(Exercise objective)
Print all of the data exactly as written.

(Records provided)
○ ○ ○ ○ ○

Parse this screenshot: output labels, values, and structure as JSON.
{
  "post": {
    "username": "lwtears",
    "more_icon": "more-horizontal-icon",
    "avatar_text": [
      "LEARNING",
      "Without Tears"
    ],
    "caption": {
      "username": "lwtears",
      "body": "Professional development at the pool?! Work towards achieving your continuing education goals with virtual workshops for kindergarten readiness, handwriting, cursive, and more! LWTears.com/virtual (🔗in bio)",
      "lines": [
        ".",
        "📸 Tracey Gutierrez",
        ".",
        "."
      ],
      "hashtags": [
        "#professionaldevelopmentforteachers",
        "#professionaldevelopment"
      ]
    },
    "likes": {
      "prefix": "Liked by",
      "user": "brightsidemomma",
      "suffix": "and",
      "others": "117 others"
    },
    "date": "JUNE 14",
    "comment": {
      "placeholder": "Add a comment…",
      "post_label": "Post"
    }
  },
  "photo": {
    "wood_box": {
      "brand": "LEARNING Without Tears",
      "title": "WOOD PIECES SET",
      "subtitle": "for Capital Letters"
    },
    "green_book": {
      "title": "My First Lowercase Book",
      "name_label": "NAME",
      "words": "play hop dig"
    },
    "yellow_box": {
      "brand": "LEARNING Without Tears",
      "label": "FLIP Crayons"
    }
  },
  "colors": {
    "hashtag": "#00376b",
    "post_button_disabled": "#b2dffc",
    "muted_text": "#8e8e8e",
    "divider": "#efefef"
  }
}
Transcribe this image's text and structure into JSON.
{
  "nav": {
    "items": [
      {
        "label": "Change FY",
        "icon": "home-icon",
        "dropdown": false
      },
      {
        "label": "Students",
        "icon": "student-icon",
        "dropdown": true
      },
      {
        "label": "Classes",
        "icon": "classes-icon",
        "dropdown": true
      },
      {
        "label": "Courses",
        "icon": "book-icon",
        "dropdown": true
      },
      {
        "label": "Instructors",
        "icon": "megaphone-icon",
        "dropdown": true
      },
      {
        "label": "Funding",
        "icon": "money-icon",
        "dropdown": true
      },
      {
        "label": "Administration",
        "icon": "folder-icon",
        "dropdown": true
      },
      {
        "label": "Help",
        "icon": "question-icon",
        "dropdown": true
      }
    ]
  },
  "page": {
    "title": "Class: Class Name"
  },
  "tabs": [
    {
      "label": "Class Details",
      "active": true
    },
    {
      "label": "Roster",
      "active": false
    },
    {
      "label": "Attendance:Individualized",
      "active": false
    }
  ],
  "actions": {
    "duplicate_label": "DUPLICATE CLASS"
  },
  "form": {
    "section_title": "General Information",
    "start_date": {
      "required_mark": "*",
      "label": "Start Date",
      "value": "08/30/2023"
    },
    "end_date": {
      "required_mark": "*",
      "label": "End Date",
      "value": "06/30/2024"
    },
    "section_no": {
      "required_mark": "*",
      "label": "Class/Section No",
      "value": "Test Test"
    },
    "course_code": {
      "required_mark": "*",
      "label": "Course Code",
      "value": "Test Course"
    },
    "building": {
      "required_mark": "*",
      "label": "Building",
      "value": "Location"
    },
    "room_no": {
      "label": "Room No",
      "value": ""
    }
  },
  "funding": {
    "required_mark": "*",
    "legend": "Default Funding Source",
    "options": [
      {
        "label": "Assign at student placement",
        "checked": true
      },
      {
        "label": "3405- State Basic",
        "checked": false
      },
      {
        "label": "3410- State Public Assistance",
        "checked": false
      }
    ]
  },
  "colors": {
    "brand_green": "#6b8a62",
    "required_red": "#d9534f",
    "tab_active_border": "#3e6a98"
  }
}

○ ○ ○ ○ ○

(Output of the task)
Parse this screenshot: output labels, values, and structure as JSON.
{
  "post": {
    "username": "lwtears",
    "more_icon": "more-horizontal-icon",
    "avatar_text": [
      "LEARNING",
      "Without Tears"
    ],
    "caption": {
      "username": "lwtears",
      "body": "Professional development at the pool?! Work towards achieving your continuing education goals with virtual workshops for kindergarten readiness, handwriting, cursive, and more! LWTears.com/virtual (🔗in bio)",
      "lines": [
        ".",
        "📸 Tracey Gutierrez",
        ".",
        "."
      ],
      "hashtags": [
        "#professionaldevelopmentforteachers",
        "#professionaldevelopment"
      ]
    },
    "likes": {
      "prefix": "Liked by",
      "user": "brightsidemomma",
      "suffix": "and",
      "others": "117 others"
    },
    "date": "JUNE 14",
    "comment": {
      "placeholder": "Add a comment…",
      "post_label": "Post"
    }
  },
  "photo": {
    "wood_box": {
      "brand": "LEARNING Without Tears",
      "title": "WOOD PIECES SET",
      "subtitle": "for Capital Letters"
    },
    "green_book": {
      "title": "My First Lowercase Book",
      "name_label": "NAME",
      "words": "play hop dig"
    },
    "yellow_box": {
      "brand": "LEARNING Without Tears",
      "label": "FLIP Crayons"
    }
  },
  "colors": {
    "hashtag": "#00376b",
    "post_button_disabled": "#b2dffc",
    "muted_text": "#8e8e8e",
    "divider": "#efefef"
  }
}
Transcribe this image's text and structure into JSON.
{
  "nav": {
    "items": [
      {
        "label": "Change FY",
        "icon": "home-icon",
        "dropdown": false
      },
      {
        "label": "Students",
        "icon": "student-icon",
        "dropdown": true
      },
      {
        "label": "Classes",
        "icon": "classes-icon",
        "dropdown": true
      },
      {
        "label": "Courses",
        "icon": "book-icon",
        "dropdown": true
      },
      {
        "label": "Instructors",
        "icon": "megaphone-icon",
        "dropdown": true
      },
      {
        "label": "Funding",
        "icon": "money-icon",
        "dropdown": true
      },
      {
        "label": "Administration",
        "icon": "folder-icon",
        "dropdown": true
      },
      {
        "label": "Help",
        "icon": "question-icon",
        "dropdown": true
      }
    ]
  },
  "page": {
    "title": "Class: Class Name"
  },
  "tabs": [
    {
      "label": "Class Details",
      "active": true
    },
    {
      "label": "Roster",
      "active": false
    },
    {
      "label": "Attendance:Individualized",
      "active": false
    }
  ],
  "actions": {
    "duplicate_label": "DUPLICATE CLASS"
  },
  "form": {
    "section_title": "General Information",
    "start_date": {
      "required_mark": "*",
      "label": "Start Date",
      "value": "08/30/2023"
    },
    "end_date": {
      "required_mark": "*",
      "label": "End Date",
      "value": "06/30/2024"
    },
    "section_no": {
      "required_mark": "*",
      "label": "Class/Section No",
      "value": "Test Test"
    },
    "course_code": {
      "required_mark": "*",
      "label": "Course Code",
      "value": "Test Course"
    },
    "building": {
      "required_mark": "*",
      "label": "Building",
      "value": "Location"
    },
    "room_no": {
      "label": "Room No",
      "value": ""
    }
  },
  "funding": {
    "required_mark": "*",
    "legend": "Default Funding Source",
    "options": [
      {
        "label": "Assign at student placement",
        "checked": true
      },
      {
        "label": "3405- State Basic",
        "checked": false
      },
      {
        "label": "3410- State Public Assistance",
        "checked": false
      }
    ]
  },
  "colors": {
    "brand_green": "#6b8a62",
    "required_red": "#d9534f",
    "tab_active_border": "#3e6a98"
  }
}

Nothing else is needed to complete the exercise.